# Directive
Carry none of the pictures over; set down the material below exactly.
--- START OF Information supplied ---
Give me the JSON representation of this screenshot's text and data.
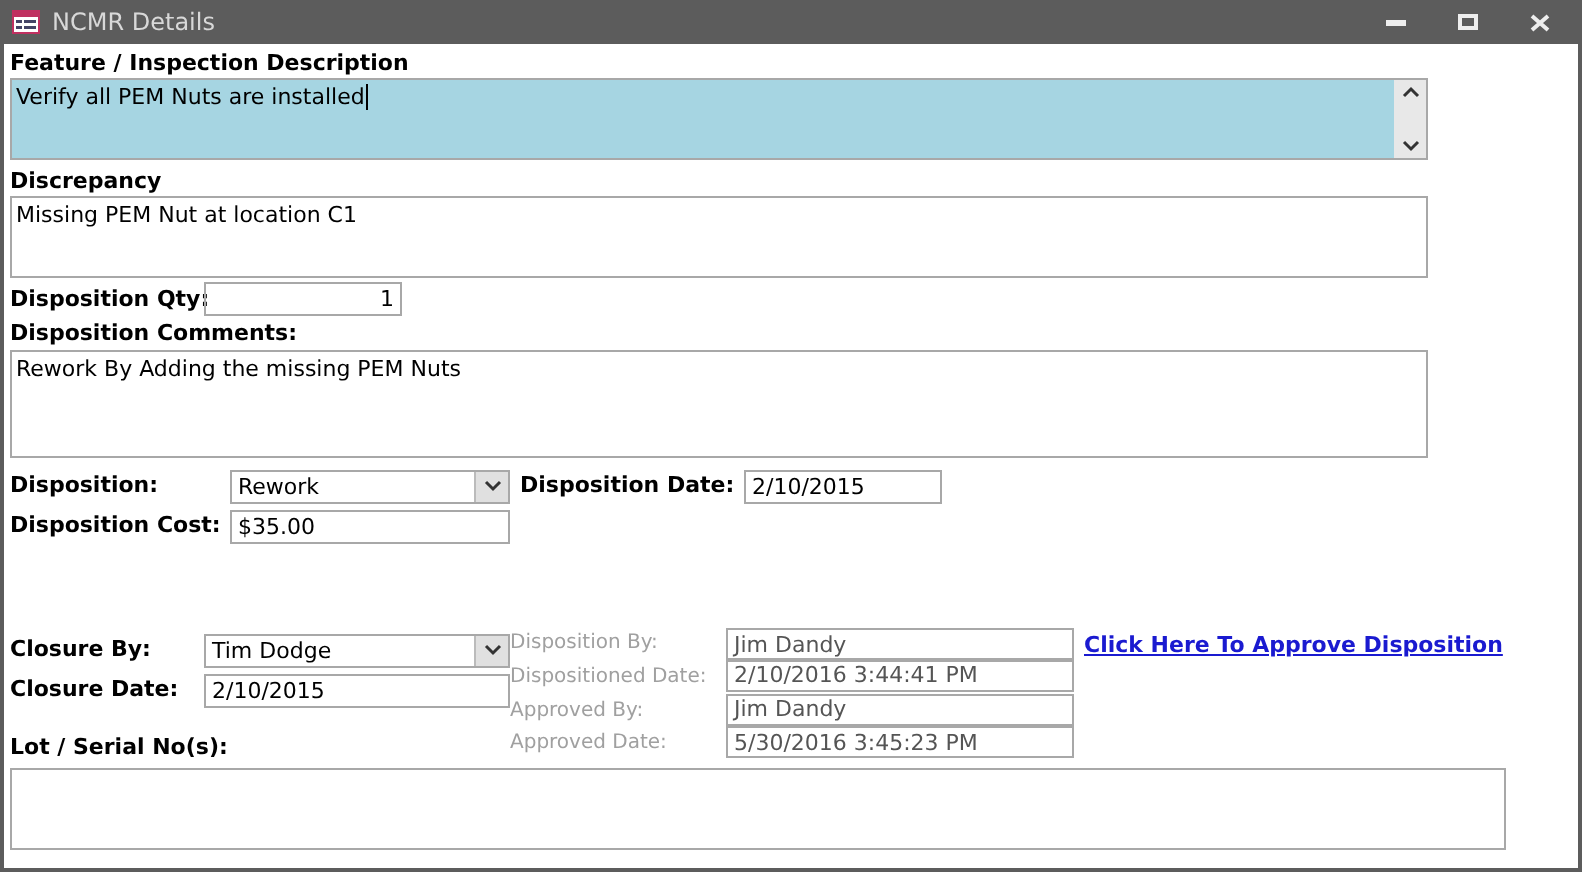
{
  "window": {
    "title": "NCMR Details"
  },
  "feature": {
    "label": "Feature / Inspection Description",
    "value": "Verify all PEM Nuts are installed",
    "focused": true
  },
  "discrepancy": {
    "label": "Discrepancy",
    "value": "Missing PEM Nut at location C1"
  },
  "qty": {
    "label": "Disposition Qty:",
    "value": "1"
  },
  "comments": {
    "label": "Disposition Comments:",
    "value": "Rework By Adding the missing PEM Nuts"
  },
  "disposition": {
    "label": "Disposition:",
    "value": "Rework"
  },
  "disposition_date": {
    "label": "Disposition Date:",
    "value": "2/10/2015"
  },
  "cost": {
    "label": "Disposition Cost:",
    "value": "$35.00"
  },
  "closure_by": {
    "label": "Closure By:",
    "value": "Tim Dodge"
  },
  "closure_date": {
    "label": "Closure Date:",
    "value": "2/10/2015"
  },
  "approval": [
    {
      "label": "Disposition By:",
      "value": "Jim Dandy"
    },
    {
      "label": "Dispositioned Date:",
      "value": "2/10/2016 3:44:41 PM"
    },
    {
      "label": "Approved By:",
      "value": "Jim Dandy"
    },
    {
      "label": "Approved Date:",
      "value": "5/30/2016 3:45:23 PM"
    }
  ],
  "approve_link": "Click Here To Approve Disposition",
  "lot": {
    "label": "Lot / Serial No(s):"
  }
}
--- END OF Information supplied ---
# Exercise result
Give me the JSON representation of this screenshot's text and data.
{
  "window": {
    "title": "NCMR Details"
  },
  "feature": {
    "label": "Feature / Inspection Description",
    "value": "Verify all PEM Nuts are installed",
    "focused": true
  },
  "discrepancy": {
    "label": "Discrepancy",
    "value": "Missing PEM Nut at location C1"
  },
  "qty": {
    "label": "Disposition Qty:",
    "value": "1"
  },
  "comments": {
    "label": "Disposition Comments:",
    "value": "Rework By Adding the missing PEM Nuts"
  },
  "disposition": {
    "label": "Disposition:",
    "value": "Rework"
  },
  "disposition_date": {
    "label": "Disposition Date:",
    "value": "2/10/2015"
  },
  "cost": {
    "label": "Disposition Cost:",
    "value": "$35.00"
  },
  "closure_by": {
    "label": "Closure By:",
    "value": "Tim Dodge"
  },
  "closure_date": {
    "label": "Closure Date:",
    "value": "2/10/2015"
  },
  "approval": [
    {
      "label": "Disposition By:",
      "value": "Jim Dandy"
    },
    {
      "label": "Dispositioned Date:",
      "value": "2/10/2016 3:44:41 PM"
    },
    {
      "label": "Approved By:",
      "value": "Jim Dandy"
    },
    {
      "label": "Approved Date:",
      "value": "5/30/2016 3:45:23 PM"
    }
  ],
  "approve_link": "Click Here To Approve Disposition",
  "lot": {
    "label": "Lot / Serial No(s):"
  }
}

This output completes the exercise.